| TASK PROMPT |
Keep every line where the word "Great" appears; drop the rest.

═══ EXTRACTED MATERIAL ═══

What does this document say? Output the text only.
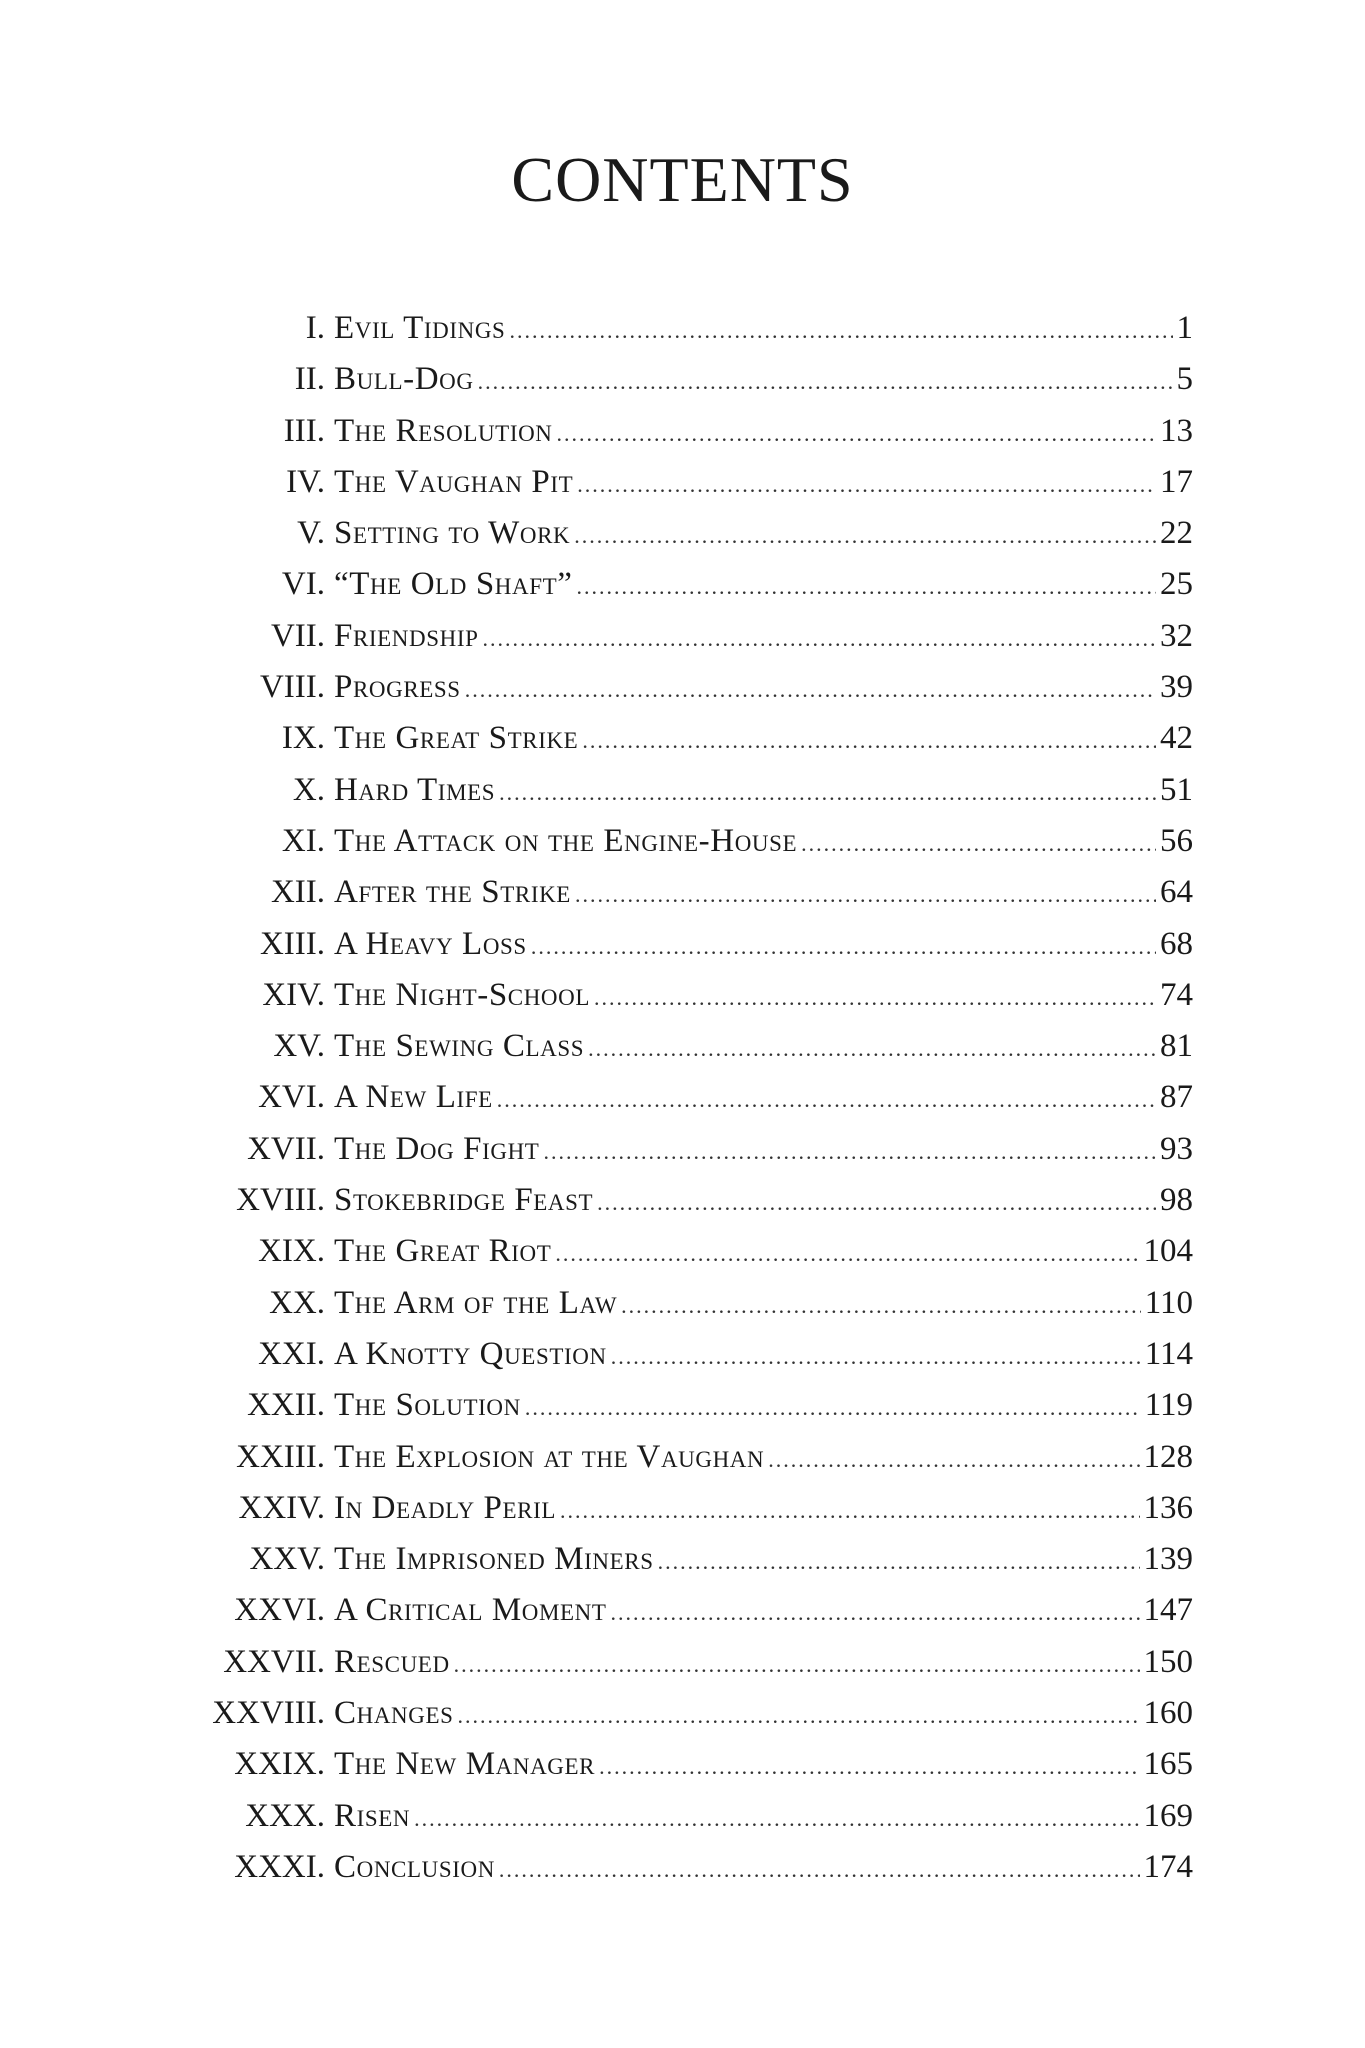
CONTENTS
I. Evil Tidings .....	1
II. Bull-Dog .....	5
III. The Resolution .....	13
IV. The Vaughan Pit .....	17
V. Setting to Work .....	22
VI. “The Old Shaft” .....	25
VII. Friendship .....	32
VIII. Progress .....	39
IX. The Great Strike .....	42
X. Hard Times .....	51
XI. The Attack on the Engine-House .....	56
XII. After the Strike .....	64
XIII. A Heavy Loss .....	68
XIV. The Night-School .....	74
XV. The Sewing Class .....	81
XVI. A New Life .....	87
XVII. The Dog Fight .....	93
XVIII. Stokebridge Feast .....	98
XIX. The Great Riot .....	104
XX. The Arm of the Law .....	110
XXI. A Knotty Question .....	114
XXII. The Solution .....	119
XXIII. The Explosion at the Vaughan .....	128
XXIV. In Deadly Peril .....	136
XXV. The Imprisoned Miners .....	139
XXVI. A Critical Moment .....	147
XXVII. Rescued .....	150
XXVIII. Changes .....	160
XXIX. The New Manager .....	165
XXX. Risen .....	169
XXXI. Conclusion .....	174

═══

| TASK ANSWER |
IX. The Great Strike .....	42
XIX. The Great Riot .....	104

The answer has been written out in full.